Work to complete
In the material below, list every line carrying the string "screenshot".

# Start of Items

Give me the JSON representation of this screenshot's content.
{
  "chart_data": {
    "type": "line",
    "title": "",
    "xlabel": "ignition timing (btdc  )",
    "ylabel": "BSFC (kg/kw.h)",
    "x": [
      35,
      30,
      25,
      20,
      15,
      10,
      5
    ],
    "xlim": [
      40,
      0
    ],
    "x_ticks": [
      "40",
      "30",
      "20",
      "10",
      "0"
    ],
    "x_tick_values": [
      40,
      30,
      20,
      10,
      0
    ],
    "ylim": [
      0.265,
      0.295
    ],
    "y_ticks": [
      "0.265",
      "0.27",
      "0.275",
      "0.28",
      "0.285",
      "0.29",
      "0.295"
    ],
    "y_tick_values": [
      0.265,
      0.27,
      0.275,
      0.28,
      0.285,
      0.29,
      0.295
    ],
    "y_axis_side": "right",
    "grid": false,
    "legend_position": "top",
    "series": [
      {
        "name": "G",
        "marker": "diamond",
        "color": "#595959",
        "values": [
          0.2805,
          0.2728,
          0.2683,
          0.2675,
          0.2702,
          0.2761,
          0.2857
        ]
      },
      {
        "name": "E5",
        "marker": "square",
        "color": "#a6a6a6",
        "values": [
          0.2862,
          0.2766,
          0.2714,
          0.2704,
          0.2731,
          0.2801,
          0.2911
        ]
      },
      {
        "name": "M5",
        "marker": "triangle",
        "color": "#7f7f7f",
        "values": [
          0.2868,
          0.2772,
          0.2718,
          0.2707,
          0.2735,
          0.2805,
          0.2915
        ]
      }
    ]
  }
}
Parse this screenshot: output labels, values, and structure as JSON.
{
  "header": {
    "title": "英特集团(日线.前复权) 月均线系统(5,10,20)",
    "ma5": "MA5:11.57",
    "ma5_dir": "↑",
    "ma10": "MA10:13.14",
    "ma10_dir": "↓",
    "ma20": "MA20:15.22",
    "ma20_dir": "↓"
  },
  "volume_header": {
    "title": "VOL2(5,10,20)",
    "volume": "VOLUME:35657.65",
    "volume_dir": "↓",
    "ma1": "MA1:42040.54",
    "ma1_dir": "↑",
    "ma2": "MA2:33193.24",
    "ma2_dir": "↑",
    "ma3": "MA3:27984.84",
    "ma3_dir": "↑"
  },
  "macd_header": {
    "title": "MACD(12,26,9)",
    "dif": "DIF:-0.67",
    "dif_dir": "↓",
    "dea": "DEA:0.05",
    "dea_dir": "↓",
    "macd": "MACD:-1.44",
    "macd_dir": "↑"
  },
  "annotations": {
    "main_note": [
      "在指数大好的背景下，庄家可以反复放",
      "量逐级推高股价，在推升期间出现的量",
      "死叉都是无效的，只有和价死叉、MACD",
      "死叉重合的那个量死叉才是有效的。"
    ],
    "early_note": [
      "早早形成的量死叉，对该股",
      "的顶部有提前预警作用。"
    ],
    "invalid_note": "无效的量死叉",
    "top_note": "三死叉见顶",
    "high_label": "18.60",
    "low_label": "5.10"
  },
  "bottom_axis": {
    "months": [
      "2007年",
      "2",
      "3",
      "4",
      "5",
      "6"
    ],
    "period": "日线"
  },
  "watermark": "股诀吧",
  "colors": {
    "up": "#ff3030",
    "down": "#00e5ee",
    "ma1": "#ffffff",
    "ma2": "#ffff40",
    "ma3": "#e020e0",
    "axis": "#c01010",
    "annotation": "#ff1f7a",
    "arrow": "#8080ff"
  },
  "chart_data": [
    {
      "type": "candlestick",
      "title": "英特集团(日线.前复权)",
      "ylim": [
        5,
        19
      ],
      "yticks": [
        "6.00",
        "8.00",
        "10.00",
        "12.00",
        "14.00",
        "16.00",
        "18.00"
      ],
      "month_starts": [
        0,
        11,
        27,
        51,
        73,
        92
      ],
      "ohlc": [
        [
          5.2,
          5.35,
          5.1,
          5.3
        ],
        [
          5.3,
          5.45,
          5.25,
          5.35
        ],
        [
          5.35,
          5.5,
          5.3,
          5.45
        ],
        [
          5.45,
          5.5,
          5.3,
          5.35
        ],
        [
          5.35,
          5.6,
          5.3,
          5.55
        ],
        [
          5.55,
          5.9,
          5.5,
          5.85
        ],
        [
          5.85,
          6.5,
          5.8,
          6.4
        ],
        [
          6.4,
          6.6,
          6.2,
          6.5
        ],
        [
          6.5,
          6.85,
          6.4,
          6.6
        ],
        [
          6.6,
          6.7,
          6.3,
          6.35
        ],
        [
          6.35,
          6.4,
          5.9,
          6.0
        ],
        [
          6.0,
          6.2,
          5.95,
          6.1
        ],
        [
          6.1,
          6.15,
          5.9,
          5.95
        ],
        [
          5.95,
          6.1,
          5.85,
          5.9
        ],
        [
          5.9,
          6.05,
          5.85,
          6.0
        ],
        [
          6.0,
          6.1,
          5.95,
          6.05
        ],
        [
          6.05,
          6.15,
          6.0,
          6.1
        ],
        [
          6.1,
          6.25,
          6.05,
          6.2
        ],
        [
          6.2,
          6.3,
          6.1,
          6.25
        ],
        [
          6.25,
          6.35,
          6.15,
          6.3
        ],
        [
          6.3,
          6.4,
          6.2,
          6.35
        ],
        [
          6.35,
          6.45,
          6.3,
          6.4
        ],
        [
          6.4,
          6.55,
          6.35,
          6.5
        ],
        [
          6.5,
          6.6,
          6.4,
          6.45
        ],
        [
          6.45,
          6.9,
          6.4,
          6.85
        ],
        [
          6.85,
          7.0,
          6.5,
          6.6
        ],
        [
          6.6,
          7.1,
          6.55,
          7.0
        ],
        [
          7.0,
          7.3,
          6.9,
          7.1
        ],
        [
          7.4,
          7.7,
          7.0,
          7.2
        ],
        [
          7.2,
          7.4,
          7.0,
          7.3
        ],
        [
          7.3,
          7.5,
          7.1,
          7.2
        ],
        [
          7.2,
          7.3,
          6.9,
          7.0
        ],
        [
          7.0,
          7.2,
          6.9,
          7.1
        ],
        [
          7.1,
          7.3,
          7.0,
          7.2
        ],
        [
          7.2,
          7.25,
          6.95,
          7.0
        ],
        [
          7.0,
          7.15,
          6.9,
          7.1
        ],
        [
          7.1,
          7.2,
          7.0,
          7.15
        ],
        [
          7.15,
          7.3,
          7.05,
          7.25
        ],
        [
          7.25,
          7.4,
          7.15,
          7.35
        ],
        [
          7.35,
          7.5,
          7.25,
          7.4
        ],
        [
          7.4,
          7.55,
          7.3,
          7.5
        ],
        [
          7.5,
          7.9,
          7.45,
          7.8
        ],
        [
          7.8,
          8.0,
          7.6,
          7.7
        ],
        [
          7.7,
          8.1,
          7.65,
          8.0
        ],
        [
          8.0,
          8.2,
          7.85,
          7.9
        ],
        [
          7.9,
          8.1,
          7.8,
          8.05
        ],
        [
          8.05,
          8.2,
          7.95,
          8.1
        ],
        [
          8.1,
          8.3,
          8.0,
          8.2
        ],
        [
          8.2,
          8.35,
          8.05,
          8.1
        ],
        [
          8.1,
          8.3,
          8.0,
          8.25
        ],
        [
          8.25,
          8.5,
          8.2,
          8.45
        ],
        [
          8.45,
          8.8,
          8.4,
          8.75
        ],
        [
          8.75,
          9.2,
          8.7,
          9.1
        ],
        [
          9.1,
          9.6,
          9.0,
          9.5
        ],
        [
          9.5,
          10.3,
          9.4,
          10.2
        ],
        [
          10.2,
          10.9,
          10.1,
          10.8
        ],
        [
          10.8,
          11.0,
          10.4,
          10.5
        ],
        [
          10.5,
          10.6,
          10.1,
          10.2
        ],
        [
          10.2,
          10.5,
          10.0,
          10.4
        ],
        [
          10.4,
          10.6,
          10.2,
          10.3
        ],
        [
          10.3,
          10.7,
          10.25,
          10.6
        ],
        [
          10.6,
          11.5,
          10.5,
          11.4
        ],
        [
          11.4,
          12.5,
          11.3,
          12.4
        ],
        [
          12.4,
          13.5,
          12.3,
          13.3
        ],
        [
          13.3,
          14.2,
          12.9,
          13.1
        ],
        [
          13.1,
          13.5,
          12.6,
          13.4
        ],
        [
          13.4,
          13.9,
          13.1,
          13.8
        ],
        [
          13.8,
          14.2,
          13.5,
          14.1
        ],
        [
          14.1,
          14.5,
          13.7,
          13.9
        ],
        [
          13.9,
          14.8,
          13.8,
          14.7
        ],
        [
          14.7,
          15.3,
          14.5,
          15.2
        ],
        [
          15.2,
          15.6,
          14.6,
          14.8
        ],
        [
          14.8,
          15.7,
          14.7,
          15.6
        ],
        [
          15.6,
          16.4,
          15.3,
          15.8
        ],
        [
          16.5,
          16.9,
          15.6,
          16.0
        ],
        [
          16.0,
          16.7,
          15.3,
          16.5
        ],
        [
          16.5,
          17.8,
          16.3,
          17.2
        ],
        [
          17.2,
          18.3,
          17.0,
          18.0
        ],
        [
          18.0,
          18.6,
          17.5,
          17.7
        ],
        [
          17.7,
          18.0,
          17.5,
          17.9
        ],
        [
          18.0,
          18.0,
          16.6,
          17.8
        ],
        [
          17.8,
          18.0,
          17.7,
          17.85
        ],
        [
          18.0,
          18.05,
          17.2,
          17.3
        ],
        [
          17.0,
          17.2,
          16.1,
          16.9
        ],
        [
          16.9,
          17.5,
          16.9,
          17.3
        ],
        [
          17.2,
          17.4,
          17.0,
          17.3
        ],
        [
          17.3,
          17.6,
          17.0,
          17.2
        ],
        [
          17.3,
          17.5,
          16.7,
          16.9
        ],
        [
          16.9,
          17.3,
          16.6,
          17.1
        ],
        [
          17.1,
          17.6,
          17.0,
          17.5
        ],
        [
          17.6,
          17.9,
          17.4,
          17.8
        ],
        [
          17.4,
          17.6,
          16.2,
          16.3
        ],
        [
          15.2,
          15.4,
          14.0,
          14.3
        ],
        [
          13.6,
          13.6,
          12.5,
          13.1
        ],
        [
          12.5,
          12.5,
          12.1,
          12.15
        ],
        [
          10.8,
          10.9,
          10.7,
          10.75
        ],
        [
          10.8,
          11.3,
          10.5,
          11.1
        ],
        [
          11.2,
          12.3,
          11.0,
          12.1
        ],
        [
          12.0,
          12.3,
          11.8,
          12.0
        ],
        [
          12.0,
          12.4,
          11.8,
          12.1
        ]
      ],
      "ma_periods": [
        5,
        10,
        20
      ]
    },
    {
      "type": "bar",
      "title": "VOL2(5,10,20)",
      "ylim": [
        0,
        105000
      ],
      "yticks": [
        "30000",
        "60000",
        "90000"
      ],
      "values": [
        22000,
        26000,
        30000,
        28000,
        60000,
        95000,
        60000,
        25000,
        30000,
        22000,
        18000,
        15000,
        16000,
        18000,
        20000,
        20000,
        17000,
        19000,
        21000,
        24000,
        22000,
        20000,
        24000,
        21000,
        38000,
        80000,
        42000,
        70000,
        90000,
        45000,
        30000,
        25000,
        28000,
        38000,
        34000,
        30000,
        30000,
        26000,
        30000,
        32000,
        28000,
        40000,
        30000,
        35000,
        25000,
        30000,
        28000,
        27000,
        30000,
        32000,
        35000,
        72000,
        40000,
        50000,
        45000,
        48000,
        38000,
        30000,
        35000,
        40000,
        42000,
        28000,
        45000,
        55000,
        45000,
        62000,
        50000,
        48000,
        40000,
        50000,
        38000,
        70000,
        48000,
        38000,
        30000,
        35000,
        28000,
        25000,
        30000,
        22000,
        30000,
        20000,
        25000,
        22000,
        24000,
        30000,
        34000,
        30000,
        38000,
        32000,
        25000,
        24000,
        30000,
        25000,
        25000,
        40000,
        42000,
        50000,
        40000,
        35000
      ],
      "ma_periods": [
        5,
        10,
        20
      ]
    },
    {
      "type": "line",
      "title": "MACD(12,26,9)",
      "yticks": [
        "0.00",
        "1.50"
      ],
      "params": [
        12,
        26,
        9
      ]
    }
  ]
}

# End of Items

Full response
Give me the JSON representation of this screenshot's content.
Parse this screenshot: output labels, values, and structure as JSON.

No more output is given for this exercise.